Okuma metni:

Taş'la aynı KHK ile ihraç edilen Biyoloji Öğretmeni Fikret Kınay, bu süreçte Taş'a en yakın isimlerden biri. Kınay, Taş'ı şöyle anlatıyor: “Öğrencileri tarafından çok sevilen bir Tarih Öğretmeni'ydi. Branşına çok hakim bir öğretmendi. Bu özelliğiyle de etrafında bilinir bir isimdi. Tarihle ilgili bir konu olduğu zaman danışacağımız ilk kişi Salman hocaydı. Demokrat ve sol bir insandı. Sendikanın düzenlediği eylemlere yıllarca birlikte katıldık. Eşi çalışmıyordu. Ailesi ile birlikte mutlu bir hayatı vardı. İhraç edilmeden önce kendi aramızda ihraç edilebileceğimizi konuşuyorduk. Ama umutsuz değildik. Sonunda aynı sayılı KHK ile ihraç edildik. Emekliliğimizi isteyelim dedik. Ama ısrarla 'Biraz daha bekleyelim' diyordu. Emekliliğimizi sonunda isteyebildik. Bu konuda bir sorun yaşamadı. Ama ben biraz daha şansızdım. Ancak dava açarak emekliliğimi alabildim.”

Salman Taş (solda) ve Fikret Kınay (sağda)

'İŞ BULMAYA ÇALIŞTIK AMA İKTİDARIN KORKUSUYLA...'

Kınay, “Salman hocayla ortak özelliklerimizden birisi de eşlerimiz çalışmıyordu. İhraç edildiğimizde çocuklarımız da okul çağındaydı” diyor ve ekliyor: “İhraç edildikten sonra ekonomik sorunlar yaşadık. Sendikamızın ve dostlarımızın desteğiyle ayakta durmaya çalıştık. İş bulmaya çalıştık. Ama öğretmenlik dışında yapabileceğimiz başka bir iş yoktu. Siyasi iktidarın korkusundan dolayı özel eğitim kurumlarından da olumlu yanıt alamadık. İş bulanlar, kendi çapında bir şeyler yapmaya çalışanlar... Çoğu arkadaşımız da geçimini böyle sağlamaya çalıştı. Ekonomik olarak boşluğa düştük. İkimiz de birbirimizden kopmadık. Birbirimize destek olduk, dayanışma gösterdik."

Kısa görev 1: Okuma metnini iki cümleyle özetleyin.
Okuma metni ile kayıtlar ayrı kaynaklardan alınmıştır.

Verilen bilgiler:
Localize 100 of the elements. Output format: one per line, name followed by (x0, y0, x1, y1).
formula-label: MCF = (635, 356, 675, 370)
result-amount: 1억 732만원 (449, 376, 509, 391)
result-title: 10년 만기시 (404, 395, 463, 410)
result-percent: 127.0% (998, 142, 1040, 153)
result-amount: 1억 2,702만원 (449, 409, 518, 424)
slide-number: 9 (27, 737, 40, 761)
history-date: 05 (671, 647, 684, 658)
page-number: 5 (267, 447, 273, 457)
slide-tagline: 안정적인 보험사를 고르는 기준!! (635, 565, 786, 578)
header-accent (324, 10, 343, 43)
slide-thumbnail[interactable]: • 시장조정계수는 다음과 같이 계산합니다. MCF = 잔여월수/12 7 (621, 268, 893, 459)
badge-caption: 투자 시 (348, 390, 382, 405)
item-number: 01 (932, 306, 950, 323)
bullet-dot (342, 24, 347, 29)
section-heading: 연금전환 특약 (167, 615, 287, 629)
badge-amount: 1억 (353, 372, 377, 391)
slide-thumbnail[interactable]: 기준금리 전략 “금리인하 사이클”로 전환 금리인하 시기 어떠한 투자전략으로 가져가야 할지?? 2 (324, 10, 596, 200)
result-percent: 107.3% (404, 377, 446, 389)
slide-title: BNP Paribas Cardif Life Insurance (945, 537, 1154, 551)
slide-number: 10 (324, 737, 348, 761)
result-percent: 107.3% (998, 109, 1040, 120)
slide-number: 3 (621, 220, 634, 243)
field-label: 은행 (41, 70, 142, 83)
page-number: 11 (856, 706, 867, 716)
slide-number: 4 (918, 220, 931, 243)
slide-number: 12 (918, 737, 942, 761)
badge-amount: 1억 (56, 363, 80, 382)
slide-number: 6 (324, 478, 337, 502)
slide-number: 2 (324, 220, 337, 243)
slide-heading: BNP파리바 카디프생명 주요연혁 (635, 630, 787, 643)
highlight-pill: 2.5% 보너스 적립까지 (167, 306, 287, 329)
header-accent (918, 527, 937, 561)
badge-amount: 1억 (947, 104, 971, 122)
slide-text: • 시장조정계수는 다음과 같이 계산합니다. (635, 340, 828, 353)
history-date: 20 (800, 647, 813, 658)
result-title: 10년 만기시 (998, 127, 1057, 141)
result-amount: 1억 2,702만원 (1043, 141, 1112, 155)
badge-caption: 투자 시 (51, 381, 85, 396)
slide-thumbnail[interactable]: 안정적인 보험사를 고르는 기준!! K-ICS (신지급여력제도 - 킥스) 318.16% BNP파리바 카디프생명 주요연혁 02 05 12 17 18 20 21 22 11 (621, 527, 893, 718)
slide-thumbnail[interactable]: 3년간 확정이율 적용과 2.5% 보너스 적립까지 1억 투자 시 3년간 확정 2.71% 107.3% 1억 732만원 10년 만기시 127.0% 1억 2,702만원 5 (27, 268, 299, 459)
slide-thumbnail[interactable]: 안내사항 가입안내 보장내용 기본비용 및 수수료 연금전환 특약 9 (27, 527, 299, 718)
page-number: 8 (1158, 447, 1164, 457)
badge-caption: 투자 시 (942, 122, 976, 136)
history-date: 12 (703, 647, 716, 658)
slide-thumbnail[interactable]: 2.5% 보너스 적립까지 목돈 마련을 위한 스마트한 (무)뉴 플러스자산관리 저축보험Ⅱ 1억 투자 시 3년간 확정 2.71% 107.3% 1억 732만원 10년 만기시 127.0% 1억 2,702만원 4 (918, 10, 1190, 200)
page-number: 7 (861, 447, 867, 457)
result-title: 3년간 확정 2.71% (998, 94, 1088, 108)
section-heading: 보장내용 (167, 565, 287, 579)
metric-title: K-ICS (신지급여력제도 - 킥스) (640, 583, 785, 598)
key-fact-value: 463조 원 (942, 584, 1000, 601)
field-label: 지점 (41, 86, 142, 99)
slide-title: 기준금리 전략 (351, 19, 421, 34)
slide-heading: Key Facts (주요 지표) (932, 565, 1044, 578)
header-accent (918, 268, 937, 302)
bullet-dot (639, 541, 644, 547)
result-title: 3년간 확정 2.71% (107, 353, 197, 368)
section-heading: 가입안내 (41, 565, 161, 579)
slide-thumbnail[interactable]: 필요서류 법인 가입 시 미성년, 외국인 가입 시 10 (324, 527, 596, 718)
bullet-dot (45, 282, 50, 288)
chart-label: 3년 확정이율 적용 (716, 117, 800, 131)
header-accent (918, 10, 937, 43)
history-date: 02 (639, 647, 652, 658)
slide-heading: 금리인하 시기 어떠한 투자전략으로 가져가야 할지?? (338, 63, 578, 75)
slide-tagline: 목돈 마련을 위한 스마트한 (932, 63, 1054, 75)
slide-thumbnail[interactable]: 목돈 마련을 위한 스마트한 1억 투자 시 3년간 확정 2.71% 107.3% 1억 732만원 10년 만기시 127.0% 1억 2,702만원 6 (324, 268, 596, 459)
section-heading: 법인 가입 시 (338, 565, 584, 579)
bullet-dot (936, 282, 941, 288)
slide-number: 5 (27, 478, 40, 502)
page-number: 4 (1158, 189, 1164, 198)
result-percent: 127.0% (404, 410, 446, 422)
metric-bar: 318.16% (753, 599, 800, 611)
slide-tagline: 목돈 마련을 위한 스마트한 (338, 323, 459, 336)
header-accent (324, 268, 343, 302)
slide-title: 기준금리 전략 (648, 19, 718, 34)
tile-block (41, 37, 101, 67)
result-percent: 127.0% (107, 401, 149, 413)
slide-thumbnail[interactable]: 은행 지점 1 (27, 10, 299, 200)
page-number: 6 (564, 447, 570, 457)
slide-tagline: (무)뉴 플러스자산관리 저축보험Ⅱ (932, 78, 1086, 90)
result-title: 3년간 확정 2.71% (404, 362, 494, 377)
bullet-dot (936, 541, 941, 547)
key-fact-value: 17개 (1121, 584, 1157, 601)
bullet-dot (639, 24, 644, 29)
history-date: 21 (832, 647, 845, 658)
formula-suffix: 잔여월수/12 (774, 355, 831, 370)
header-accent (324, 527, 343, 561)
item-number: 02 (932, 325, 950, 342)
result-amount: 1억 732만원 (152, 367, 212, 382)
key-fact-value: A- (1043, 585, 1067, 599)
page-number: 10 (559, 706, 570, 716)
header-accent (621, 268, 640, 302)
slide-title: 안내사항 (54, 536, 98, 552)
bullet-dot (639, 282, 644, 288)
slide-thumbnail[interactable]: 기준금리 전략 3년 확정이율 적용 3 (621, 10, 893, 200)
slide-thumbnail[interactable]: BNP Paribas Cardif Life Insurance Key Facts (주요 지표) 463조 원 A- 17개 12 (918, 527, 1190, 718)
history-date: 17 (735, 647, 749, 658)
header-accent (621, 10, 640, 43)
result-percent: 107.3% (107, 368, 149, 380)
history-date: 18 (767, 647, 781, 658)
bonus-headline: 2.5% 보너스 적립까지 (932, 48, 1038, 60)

Kısa görev 2: Kayıtları, ilk satırdan "slide-thumbnail[interactable]: 3년간 확정이율" ifadesini içeren satıra kadar, o satır da dahil olmak üzere aynen yazın.

Yazılı cevap 1: Fikret Kınay, kendisiyle aynı KHK ile ihraç edilen Tarih Öğretmeni Salman Taş'ı öğrencilerince çok sevilen, branşına hâkim, demokrat ve sol bir insan olarak anlatıyor. Kınay'a göre eşleri çalışmayan ve çocukları okul çağında olan iki öğretmen ihraçtan sonra ekonomik sorunlar yaşadı ve siyasi iktidarın korkusu yüzünden özel eğitim kurumlarından olumlu yanıt alamadı, ama birbirlerinden kopmayıp dayanışma gösterdiler.

Yazılı cevap 2:
Localize 100 of the elements. Output format: one per line, name followed by (x0, y0, x1, y1).
formula-label: MCF = (635, 356, 675, 370)
result-amount: 1억 732만원 (449, 376, 509, 391)
result-title: 10년 만기시 (404, 395, 463, 410)
result-percent: 127.0% (998, 142, 1040, 153)
result-amount: 1억 2,702만원 (449, 409, 518, 424)
slide-number: 9 (27, 737, 40, 761)
history-date: 05 (671, 647, 684, 658)
page-number: 5 (267, 447, 273, 457)
slide-tagline: 안정적인 보험사를 고르는 기준!! (635, 565, 786, 578)
header-accent (324, 10, 343, 43)
slide-thumbnail[interactable]: • 시장조정계수는 다음과 같이 계산합니다. MCF = 잔여월수/12 7 (621, 268, 893, 459)
badge-caption: 투자 시 (348, 390, 382, 405)
item-number: 01 (932, 306, 950, 323)
bullet-dot (342, 24, 347, 29)
section-heading: 연금전환 특약 (167, 615, 287, 629)
badge-amount: 1억 (353, 372, 377, 391)
slide-thumbnail[interactable]: 기준금리 전략 “금리인하 사이클”로 전환 금리인하 시기 어떠한 투자전략으로 가져가야 할지?? 2 (324, 10, 596, 200)
result-percent: 107.3% (404, 377, 446, 389)
slide-title: BNP Paribas Cardif Life Insurance (945, 537, 1154, 551)
slide-number: 10 (324, 737, 348, 761)
result-percent: 107.3% (998, 109, 1040, 120)
slide-number: 3 (621, 220, 634, 243)
field-label: 은행 (41, 70, 142, 83)
page-number: 11 (856, 706, 867, 716)
slide-number: 4 (918, 220, 931, 243)
slide-number: 12 (918, 737, 942, 761)
badge-amount: 1억 (56, 363, 80, 382)
slide-number: 6 (324, 478, 337, 502)
slide-number: 2 (324, 220, 337, 243)
slide-heading: BNP파리바 카디프생명 주요연혁 (635, 630, 787, 643)
highlight-pill: 2.5% 보너스 적립까지 (167, 306, 287, 329)
header-accent (918, 527, 937, 561)
badge-amount: 1억 (947, 104, 971, 122)
slide-text: • 시장조정계수는 다음과 같이 계산합니다. (635, 340, 828, 353)
history-date: 20 (800, 647, 813, 658)
result-title: 10년 만기시 (998, 127, 1057, 141)
result-amount: 1억 2,702만원 (1043, 141, 1112, 155)
badge-caption: 투자 시 (51, 381, 85, 396)
slide-thumbnail[interactable]: 안정적인 보험사를 고르는 기준!! K-ICS (신지급여력제도 - 킥스) 318.16% BNP파리바 카디프생명 주요연혁 02 05 12 17 18 20 21 22 11 (621, 527, 893, 718)
slide-thumbnail[interactable]: 3년간 확정이율 적용과 2.5% 보너스 적립까지 1억 투자 시 3년간 확정 2.71% 107.3% 1억 732만원 10년 만기시 127.0% 1억 2,702만원 5 (27, 268, 299, 459)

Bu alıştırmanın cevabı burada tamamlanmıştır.